Task description:
Extract each line bearing the word "text".

━━━━━ Dataset excerpts

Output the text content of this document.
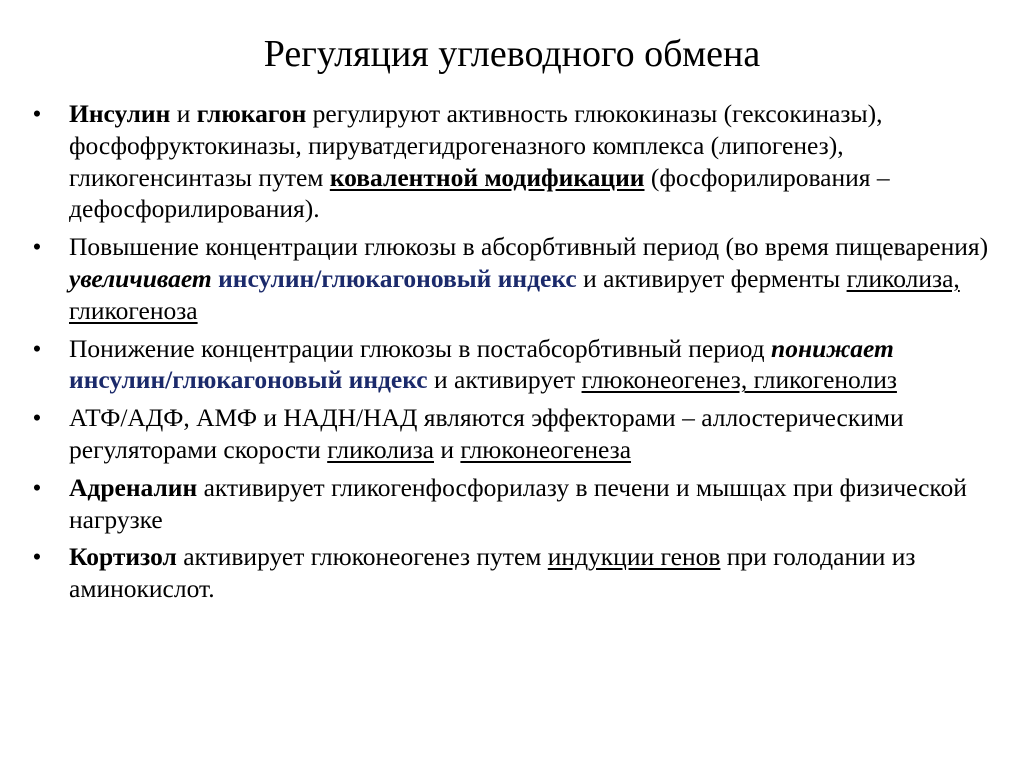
Регуляция углеводного обмена
• Инсулин и глюкагон регулируют активность глюкокиназы (гексокиназы), фосфофруктокиназы, пируватдегидрогеназного комплекса (липогенез), гликогенсинтазы путем ковалентной модификации (фосфорилирования – дефосфорилирования).
• Повышение концентрации глюкозы в абсорбтивный период (во время пищеварения) увеличивает инсулин/глюкагоновый индекс и активирует ферменты гликолиза, гликогеноза
• Понижение концентрации глюкозы в постабсорбтивный период понижает инсулин/глюкагоновый индекс и активирует глюконеогенез, гликогенолиз
• АТФ/АДФ, АМФ и НАДН/НАД являются эффекторами – аллостерическими регуляторами скорости гликолиза и глюконеогенеза
• Адреналин активирует гликогенфосфорилазу в печени и мышцах при физической нагрузке
• Кортизол активирует глюконеогенез путем индукции генов при голодании из аминокислот.
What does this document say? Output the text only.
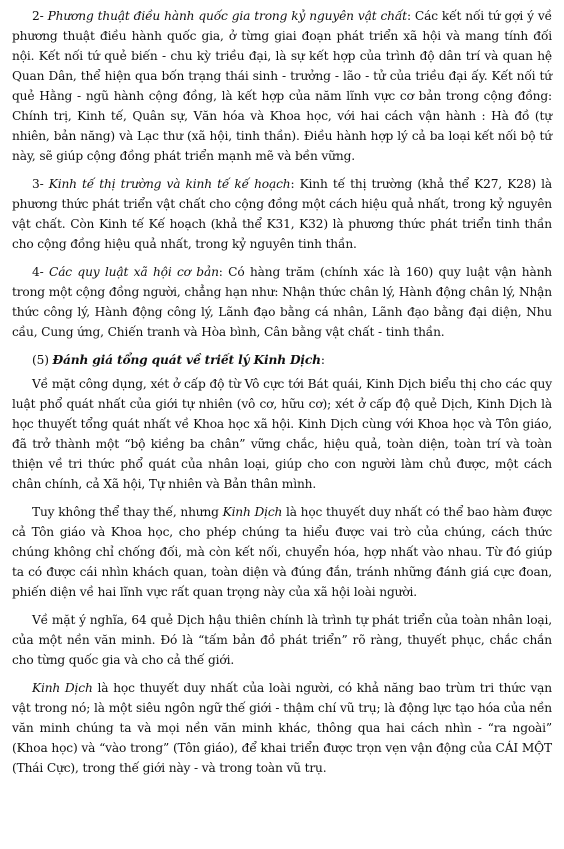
2- Phương thuật điều hành quốc gia trong kỷ nguyên vật chất: Các kết nối tứ gợi ý về phương thuật điều hành quốc gia, ở từng giai đoạn phát triển xã hội và mang tính đối nội. Kết nối tứ quẻ biến - chu kỳ triều đại, là sự kết hợp của trình độ dân trí và quan hệ Quan Dân, thể hiện qua bốn trạng thái sinh - trưởng - lão - tử của triều đại ấy. Kết nối tứ quẻ Hằng - ngũ hành cộng đồng, là kết hợp của năm lĩnh vực cơ bản trong cộng đồng: Chính trị, Kinh tế, Quân sự, Văn hóa và Khoa học, với hai cách vận hành : Hà đồ (tự nhiên, bản năng) và Lạc thư (xã hội, tinh thần). Điều hành hợp lý cả ba loại kết nối bộ tứ này, sẽ giúp cộng đồng phát triển mạnh mẽ và bền vững.

3- Kinh tế thị trường và kinh tế kế hoạch: Kinh tế thị trường (khả thể K27, K28) là phương thức phát triển vật chất cho cộng đồng một cách hiệu quả nhất, trong kỷ nguyên vật chất. Còn Kinh tế Kế hoạch (khả thể K31, K32) là phương thức phát triển tinh thần cho cộng đồng hiệu quả nhất, trong kỷ nguyên tinh thần.

4- Các quy luật xã hội cơ bản: Có hàng trăm (chính xác là 160) quy luật vận hành trong một cộng đồng người, chẳng hạn như: Nhận thức chân lý, Hành động chân lý, Nhận thức công lý, Hành động công lý, Lãnh đạo bằng cá nhân, Lãnh đạo bằng đại diện, Nhu cầu, Cung ứng, Chiến tranh và Hòa bình, Cân bằng vật chất - tinh thần.

(5) Đánh giá tổng quát về triết lý Kinh Dịch:

Về mặt công dụng, xét ở cấp độ từ Vô cực tới Bát quái, Kinh Dịch biểu thị cho các quy luật phổ quát nhất của giới tự nhiên (vô cơ, hữu cơ); xét ở cấp độ quẻ Dịch, Kinh Dịch là học thuyết tổng quát nhất về Khoa học xã hội. Kinh Dịch cùng với Khoa học và Tôn giáo, đã trở thành một “bộ kiềng ba chân” vững chắc, hiệu quả, toàn diện, toàn trí và toàn thiện về tri thức phổ quát của nhân loại, giúp cho con người làm chủ được, một cách chân chính, cả Xã hội, Tự nhiên và Bản thân mình.

Tuy không thể thay thế, nhưng Kinh Dịch là học thuyết duy nhất có thể bao hàm được cả Tôn giáo và Khoa học, cho phép chúng ta hiểu được vai trò của chúng, cách thức chúng không chỉ chống đối, mà còn kết nối, chuyển hóa, hợp nhất vào nhau. Từ đó giúp ta có được cái nhìn khách quan, toàn diện và đúng đắn, tránh những đánh giá cực đoan, phiến diện về hai lĩnh vực rất quan trọng này của xã hội loài người.

Về mặt ý nghĩa, 64 quẻ Dịch hậu thiên chính là trình tự phát triển của toàn nhân loại, của một nền văn minh. Đó là “tấm bản đồ phát triển” rõ ràng, thuyết phục, chắc chắn cho từng quốc gia và cho cả thế giới.

Kinh Dịch là học thuyết duy nhất của loài người, có khả năng bao trùm tri thức vạn vật trong nó; là một siêu ngôn ngữ thế giới - thậm chí vũ trụ; là động lực tạo hóa của nền văn minh chúng ta và mọi nền văn minh khác, thông qua hai cách nhìn - “ra ngoài” (Khoa học) và “vào trong” (Tôn giáo), để khai triển được trọn vẹn vận động của CÁI MỘT (Thái Cực), trong thế giới này - và trong toàn vũ trụ.
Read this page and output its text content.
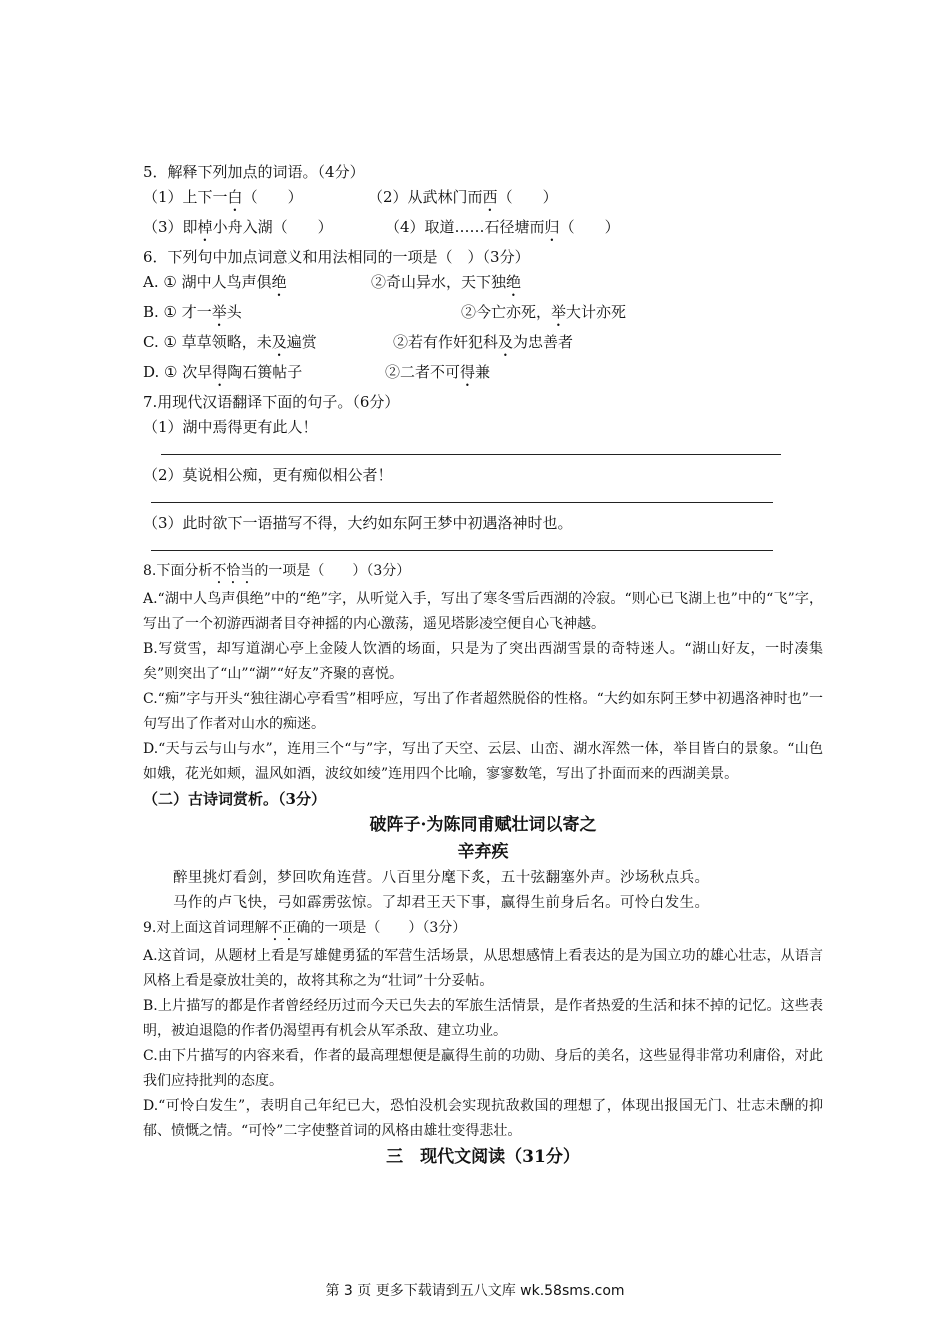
5．解释下列加点的词语。（4分）
（1）上下一白（　　）	（2）从武林门而西（　　）
（3）即棹小舟入湖（　　）	（4）取道……石径塘而归（　　）
6．下列句中加点词意义和用法相同的一项是（　）（3分）
A. ① 湖中人鸟声俱绝	②奇山异水，天下独绝
B. ① 才一举头	②今亡亦死，举大计亦死
C. ① 草草领略，未及遍赏	②若有作奸犯科及为忠善者
D. ① 次早得陶石篑帖子	②二者不可得兼
7.用现代汉语翻译下面的句子。（6分）
（1）湖中焉得更有此人！
（2）莫说相公痴，更有痴似相公者！
（3）此时欲下一语描写不得，大约如东阿王梦中初遇洛神时也。
8.下面分析不恰当的一项是（　　）（3分）
A.“湖中人鸟声俱绝”中的“绝”字，从听觉入手，写出了寒冬雪后西湖的冷寂。“则心已飞湖上也”中的“飞”字，写出了一个初游西湖者目夺神摇的内心激荡，遥见塔影凌空便自心飞神越。
B.写赏雪，却写道湖心亭上金陵人饮酒的场面，只是为了突出西湖雪景的奇特迷人。“湖山好友，一时凑集矣”则突出了“山”“湖”“好友”齐聚的喜悦。
C.“痴”字与开头“独往湖心亭看雪”相呼应，写出了作者超然脱俗的性格。“大约如东阿王梦中初遇洛神时也”一句写出了作者对山水的痴迷。
D.“天与云与山与水”，连用三个“与”字，写出了天空、云层、山峦、湖水浑然一体，举目皆白的景象。“山色如娥，花光如颊，温风如酒，波纹如绫”连用四个比喻，寥寥数笔，写出了扑面而来的西湖美景。
（二）古诗词赏析。（3分）
破阵子·为陈同甫赋壮词以寄之
辛弃疾
醉里挑灯看剑，梦回吹角连营。八百里分麾下炙，五十弦翻塞外声。沙场秋点兵。
马作的卢飞快，弓如霹雳弦惊。了却君王天下事，赢得生前身后名。可怜白发生。
9.对上面这首词理解不正确的一项是（　　）（3分）
A.这首词，从题材上看是写雄健勇猛的军营生活场景，从思想感情上看表达的是为国立功的雄心壮志，从语言风格上看是豪放壮美的，故将其称之为“壮词”十分妥帖。
B.上片描写的都是作者曾经经历过而今天已失去的军旅生活情景，是作者热爱的生活和抹不掉的记忆。这些表明，被迫退隐的作者仍渴望再有机会从军杀敌、建立功业。
C.由下片描写的内容来看，作者的最高理想便是赢得生前的功勋、身后的美名，这些显得非常功利庸俗，对此我们应持批判的态度。
D.“可怜白发生”，表明自己年纪已大，恐怕没机会实现抗敌救国的理想了，体现出报国无门、壮志未酬的抑郁、愤慨之情。“可怜”二字使整首词的风格由雄壮变得悲壮。
三　现代文阅读（31分）
第 3 页 更多下载请到五八文库 wk.58sms.com
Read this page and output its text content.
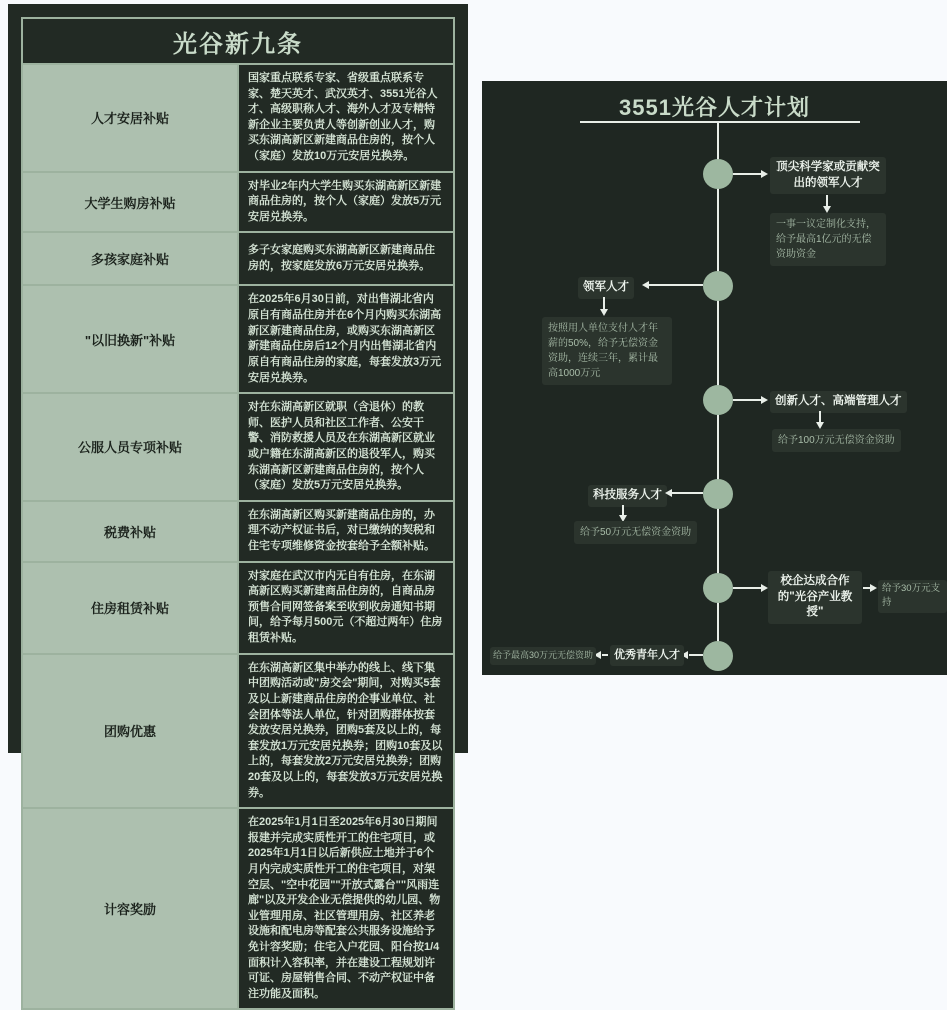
光谷新九条	
人才安居补贴	国家重点联系专家、省级重点联系专家、楚天英才、武汉英才、3551光谷人才、高级职称人才、海外人才及专精特新企业主要负责人等创新创业人才，购买东湖高新区新建商品住房的，按个人（家庭）发放10万元安居兑换券。
大学生购房补贴	对毕业2年内大学生购买东湖高新区新建商品住房的，按个人（家庭）发放5万元安居兑换券。
多孩家庭补贴	多子女家庭购买东湖高新区新建商品住房的，按家庭发放6万元安居兑换券。
"以旧换新"补贴	在2025年6月30日前，对出售湖北省内原自有商品住房并在6个月内购买东湖高新区新建商品住房，或购买东湖高新区新建商品住房后12个月内出售湖北省内原自有商品住房的家庭，每套发放3万元安居兑换券。
公服人员专项补贴	对在东湖高新区就职（含退休）的教师、医护人员和社区工作者、公安干警、消防救援人员及在东湖高新区就业或户籍在东湖高新区的退役军人，购买东湖高新区新建商品住房的，按个人（家庭）发放5万元安居兑换券。
税费补贴	在东湖高新区购买新建商品住房的，办理不动产权证书后，对已缴纳的契税和住宅专项维修资金按套给予全额补贴。
住房租赁补贴	对家庭在武汉市内无自有住房，在东湖高新区购买新建商品住房的，自商品房预售合同网签备案至收到收房通知书期间，给予每月500元（不超过两年）住房租赁补贴。
团购优惠	在东湖高新区集中举办的线上、线下集中团购活动或"房交会"期间，对购买5套及以上新建商品住房的企事业单位、社会团体等法人单位，针对团购群体按套发放安居兑换券，团购5套及以上的，每套发放1万元安居兑换券；团购10套及以上的，每套发放2万元安居兑换券；团购20套及以上的，每套发放3万元安居兑换券。
计容奖励	在2025年1月1日至2025年6月30日期间报建并完成实质性开工的住宅项目，或2025年1月1日以后新供应土地并于6个月内完成实质性开工的住宅项目，对架空层、"空中花园""开放式露台""风雨连廊"以及开发企业无偿提供的幼儿园、物业管理用房、社区管理用房、社区养老设施和配电房等配套公共服务设施给予免计容奖励；住宅入户花园、阳台按1/4面积计入容积率，并在建设工程规划许可证、房屋销售合同、不动产权证中备注功能及面积。
3551光谷人才计划
顶尖科学家或贡献突出的领军人才
一事一议定制化支持，给予最高1亿元的无偿资助资金
领军人才
按照用人单位支付人才年薪的50%，给予无偿资金资助，连续三年，累计最高1000万元
创新人才、高端管理人才
给予100万元无偿资金资助
科技服务人才
给予50万元无偿资金资助
校企达成合作的"光谷产业教授"
给予30万元支持
优秀青年人才
给予最高30万元无偿资助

━━━━━━━━━━

Complete answer:
Output the text content of this document.
What does this document say? Output the text only.
Read this page and output its text content.
Read this page and output its text content.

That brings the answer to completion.